- Task details -
Collect from the data below each line with "name".

Figure record listings
^^^^^^^^^^^^^^^^

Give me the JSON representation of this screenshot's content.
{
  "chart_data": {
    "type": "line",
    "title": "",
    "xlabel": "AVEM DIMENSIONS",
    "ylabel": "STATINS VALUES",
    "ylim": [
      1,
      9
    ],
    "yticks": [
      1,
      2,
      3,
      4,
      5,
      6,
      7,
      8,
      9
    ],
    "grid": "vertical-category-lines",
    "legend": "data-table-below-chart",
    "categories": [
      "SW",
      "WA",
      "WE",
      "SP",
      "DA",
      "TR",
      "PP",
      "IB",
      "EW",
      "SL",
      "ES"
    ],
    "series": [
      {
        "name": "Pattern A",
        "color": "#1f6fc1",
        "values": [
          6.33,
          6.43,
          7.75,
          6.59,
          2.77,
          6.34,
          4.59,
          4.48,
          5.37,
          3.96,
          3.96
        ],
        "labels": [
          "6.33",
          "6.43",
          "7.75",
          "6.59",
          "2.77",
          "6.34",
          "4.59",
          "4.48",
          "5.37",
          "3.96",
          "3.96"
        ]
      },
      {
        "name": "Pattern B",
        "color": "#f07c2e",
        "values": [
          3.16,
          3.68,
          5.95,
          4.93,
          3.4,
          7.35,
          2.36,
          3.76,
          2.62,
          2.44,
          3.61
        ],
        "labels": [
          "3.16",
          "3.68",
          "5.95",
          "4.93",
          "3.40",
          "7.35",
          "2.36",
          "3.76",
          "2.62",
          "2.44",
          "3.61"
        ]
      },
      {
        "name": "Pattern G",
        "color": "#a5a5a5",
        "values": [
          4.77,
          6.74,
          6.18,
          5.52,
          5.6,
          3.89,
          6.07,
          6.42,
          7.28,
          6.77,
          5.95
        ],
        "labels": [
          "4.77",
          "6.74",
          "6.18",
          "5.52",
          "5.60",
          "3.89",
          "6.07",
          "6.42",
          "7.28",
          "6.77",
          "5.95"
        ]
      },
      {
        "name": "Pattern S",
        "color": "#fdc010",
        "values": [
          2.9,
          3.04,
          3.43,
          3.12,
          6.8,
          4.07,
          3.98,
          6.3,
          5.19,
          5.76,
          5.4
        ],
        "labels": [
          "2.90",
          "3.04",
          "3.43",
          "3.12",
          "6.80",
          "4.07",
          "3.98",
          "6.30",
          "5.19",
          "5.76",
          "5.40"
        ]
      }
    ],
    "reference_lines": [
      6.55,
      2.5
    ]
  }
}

^^^^^^^^^^^^^^^^

- Written solution -
        "name": "Pattern A",
        "name": "Pattern B",
        "name": "Pattern G",
        "name": "Pattern S",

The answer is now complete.